Records provided start

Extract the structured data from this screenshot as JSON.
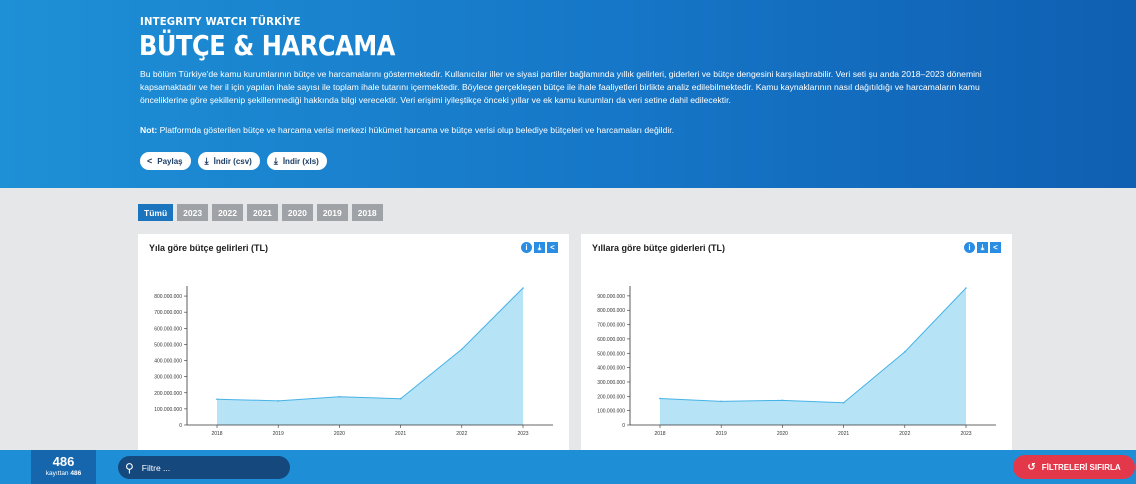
{
  "header": {
    "brand": "INTEGRITY WATCH TÜRKİYE",
    "title": "BÜTÇE & HARCAMA",
    "description": "Bu bölüm Türkiye'de kamu kurumlarının bütçe ve harcamalarını göstermektedir. Kullanıcılar iller ve siyasi partiler bağlamında yıllık gelirleri, giderleri ve bütçe dengesini karşılaştırabilir. Veri seti şu anda 2018–2023 dönemini kapsamaktadır ve her il için yapılan ihale sayısı ile toplam ihale tutarını içermektedir. Böylece gerçekleşen bütçe ile ihale faaliyetleri birlikte analiz edilebilmektedir. Kamu kaynaklarının nasıl dağıtıldığı ve harcamaların kamu önceliklerine göre şekillenip şekillenmediği hakkında bilgi verecektir. Veri erişimi iyileştikçe önceki yıllar ve ek kamu kurumları da veri setine dahil edilecektir.",
    "note_label": "Not:",
    "note_text": " Platformda gösterilen bütçe ve harcama verisi merkezi hükümet harcama ve bütçe verisi olup belediye bütçeleri ve harcamaları değildir.",
    "share_label": "Paylaş",
    "download_csv_label": "İndir (csv)",
    "download_xls_label": "İndir (xls)"
  },
  "year_filters": [
    "Tümü",
    "2023",
    "2022",
    "2021",
    "2020",
    "2019",
    "2018"
  ],
  "footer": {
    "count": "486",
    "of_label": "kayıttan",
    "of_total": "486",
    "search_placeholder": "Filtre ...",
    "reset_label": "FİLTRELERİ SIFIRLA"
  },
  "icons": {
    "share": "share-icon",
    "download": "download-icon",
    "info": "info-icon",
    "search": "search-icon",
    "reset": "reset-icon"
  },
  "colors": {
    "header": "#1676c7",
    "accent": "#1a74be",
    "area_fill": "#b6e3f6",
    "area_line": "#46b3e6",
    "reset": "#e3384a"
  },
  "chart_data": [
    {
      "type": "area",
      "title": "Yıla göre bütçe gelirleri (TL)",
      "x": [
        "2018",
        "2019",
        "2020",
        "2021",
        "2022",
        "2023"
      ],
      "values": [
        160000000,
        150000000,
        175000000,
        163000000,
        470000000,
        850000000
      ],
      "yticks": [
        0,
        100000000,
        200000000,
        300000000,
        400000000,
        500000000,
        600000000,
        700000000,
        800000000
      ],
      "ytick_labels": [
        "0",
        "100.000.000",
        "200.000.000",
        "300.000.000",
        "400.000.000",
        "500.000.000",
        "600.000.000",
        "700.000.000",
        "800.000.000"
      ],
      "ylim": [
        0,
        850000000
      ]
    },
    {
      "type": "area",
      "title": "Yıllara göre bütçe giderleri (TL)",
      "x": [
        "2018",
        "2019",
        "2020",
        "2021",
        "2022",
        "2023"
      ],
      "values": [
        185000000,
        165000000,
        172000000,
        155000000,
        510000000,
        955000000
      ],
      "yticks": [
        0,
        100000000,
        200000000,
        300000000,
        400000000,
        500000000,
        600000000,
        700000000,
        800000000,
        900000000
      ],
      "ytick_labels": [
        "0",
        "100.000.000",
        "200.000.000",
        "300.000.000",
        "400.000.000",
        "500.000.000",
        "600.000.000",
        "700.000.000",
        "800.000.000",
        "900.000.000"
      ],
      "ylim": [
        0,
        955000000
      ]
    }
  ]
}
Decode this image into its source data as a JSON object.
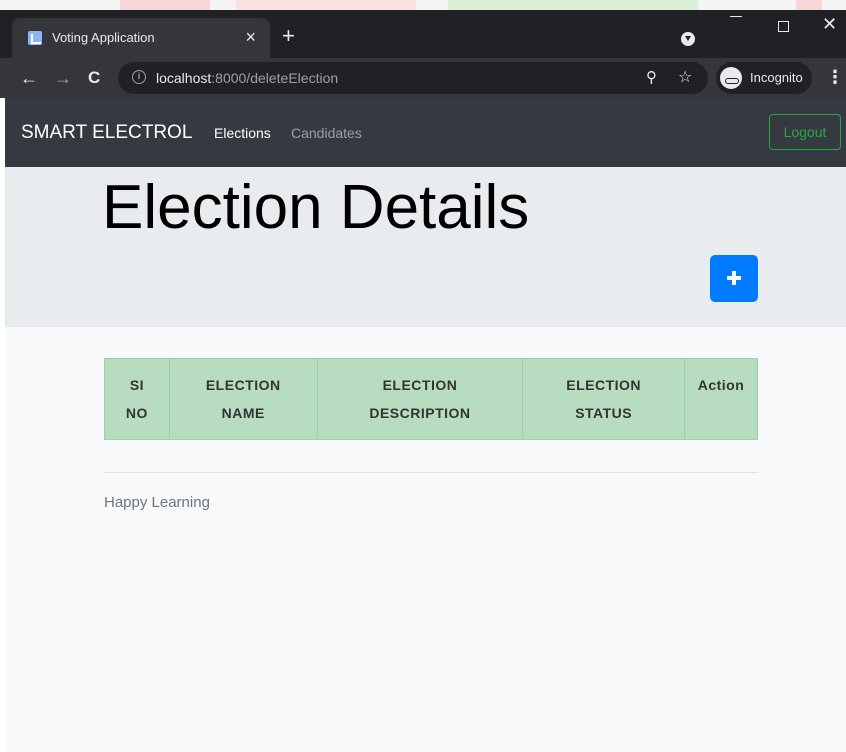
{
  "browser": {
    "tab_title": "Voting Application",
    "tab_close": "×",
    "new_tab": "+",
    "url_host": "localhost",
    "url_rest": ":8000/deleteElection",
    "profile_label": "Incognito",
    "back": "←",
    "forward": "→",
    "reload": "C",
    "zoom": "⚲",
    "star": "☆",
    "menu": "⋮",
    "info": "i",
    "close_window": "✕"
  },
  "navbar": {
    "brand": "SMART ELECTROL",
    "links": [
      "Elections",
      "Candidates"
    ],
    "logout": "Logout"
  },
  "jumbotron": {
    "title": "Election Details"
  },
  "table": {
    "headers": [
      {
        "line1": "SI",
        "line2": "NO"
      },
      {
        "line1": "ELECTION",
        "line2": "NAME"
      },
      {
        "line1": "ELECTION",
        "line2": "DESCRIPTION"
      },
      {
        "line1": "ELECTION",
        "line2": "STATUS"
      },
      {
        "line1": "Action",
        "line2": ""
      }
    ]
  },
  "footer": {
    "text": "Happy Learning"
  },
  "colors": {
    "navbar_bg": "#343a40",
    "jumbotron_bg": "#e9ecef",
    "primary": "#007bff",
    "success": "#28a745",
    "table_header_bg": "#b8dcbf"
  }
}
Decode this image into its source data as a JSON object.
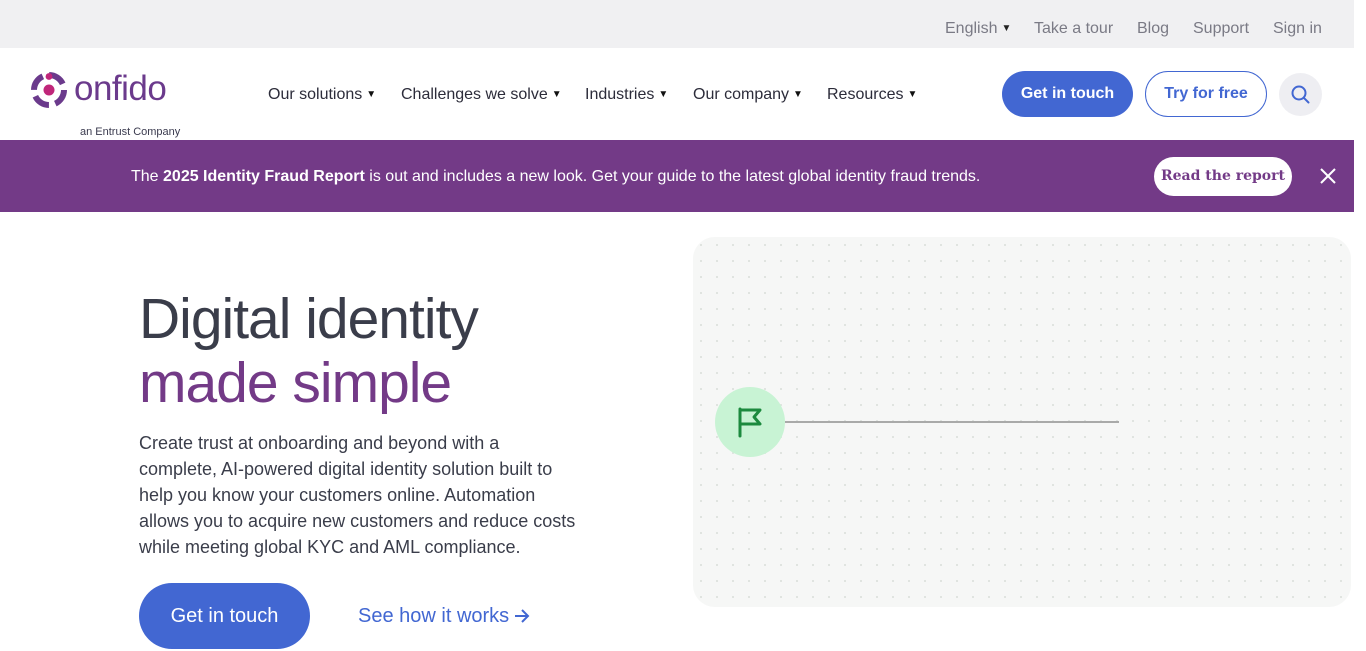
{
  "utility_bar": {
    "language": "English",
    "links": [
      "Take a tour",
      "Blog",
      "Support",
      "Sign in"
    ]
  },
  "logo": {
    "wordmark": "onfido",
    "tagline": "an Entrust Company"
  },
  "nav": {
    "menu": [
      "Our solutions",
      "Challenges we solve",
      "Industries",
      "Our company",
      "Resources"
    ],
    "get_in_touch": "Get in touch",
    "try_for_free": "Try for free"
  },
  "banner": {
    "prefix": "The ",
    "highlight": "2025 Identity Fraud Report",
    "suffix": " is out and includes a new look. Get your guide to the latest global identity fraud trends.",
    "button": "Read the report"
  },
  "hero": {
    "title_line1": "Digital identity",
    "title_line2": "made simple",
    "description": "Create trust at onboarding and beyond with a complete, AI-powered digital identity solution built to help you know your customers online.  Automation allows you to acquire new customers and reduce costs while meeting global KYC and AML compliance.",
    "cta": "Get in touch",
    "link": "See how it works"
  },
  "icons": {
    "dropdown": "chevron-down-icon",
    "search": "search-icon",
    "close": "close-icon",
    "arrow": "arrow-right-icon",
    "flag": "flag-icon"
  },
  "colors": {
    "brand_purple": "#733a87",
    "primary_blue": "#4267d2",
    "flag_green": "#1c8a3e",
    "flag_bg": "#c8f3d4"
  }
}
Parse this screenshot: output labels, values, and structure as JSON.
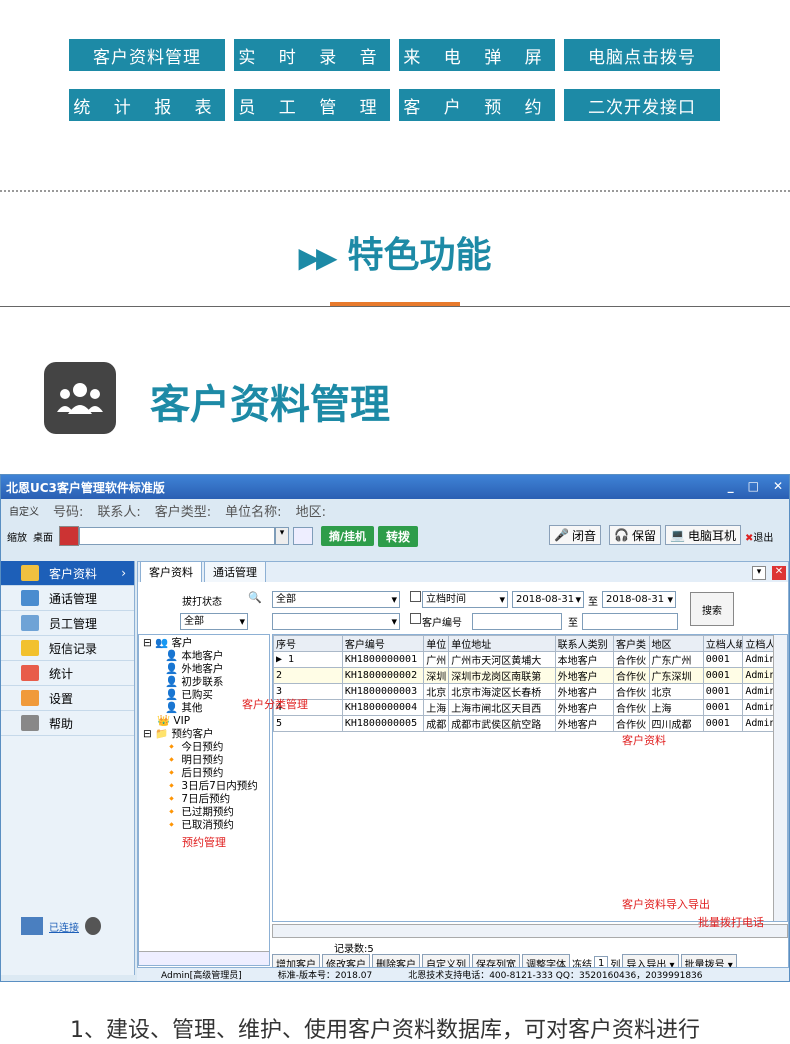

Records provided end

Short problem: From the records above, how many lines include the word "gelirleri"? Only the number is wanted.

Written answer: 2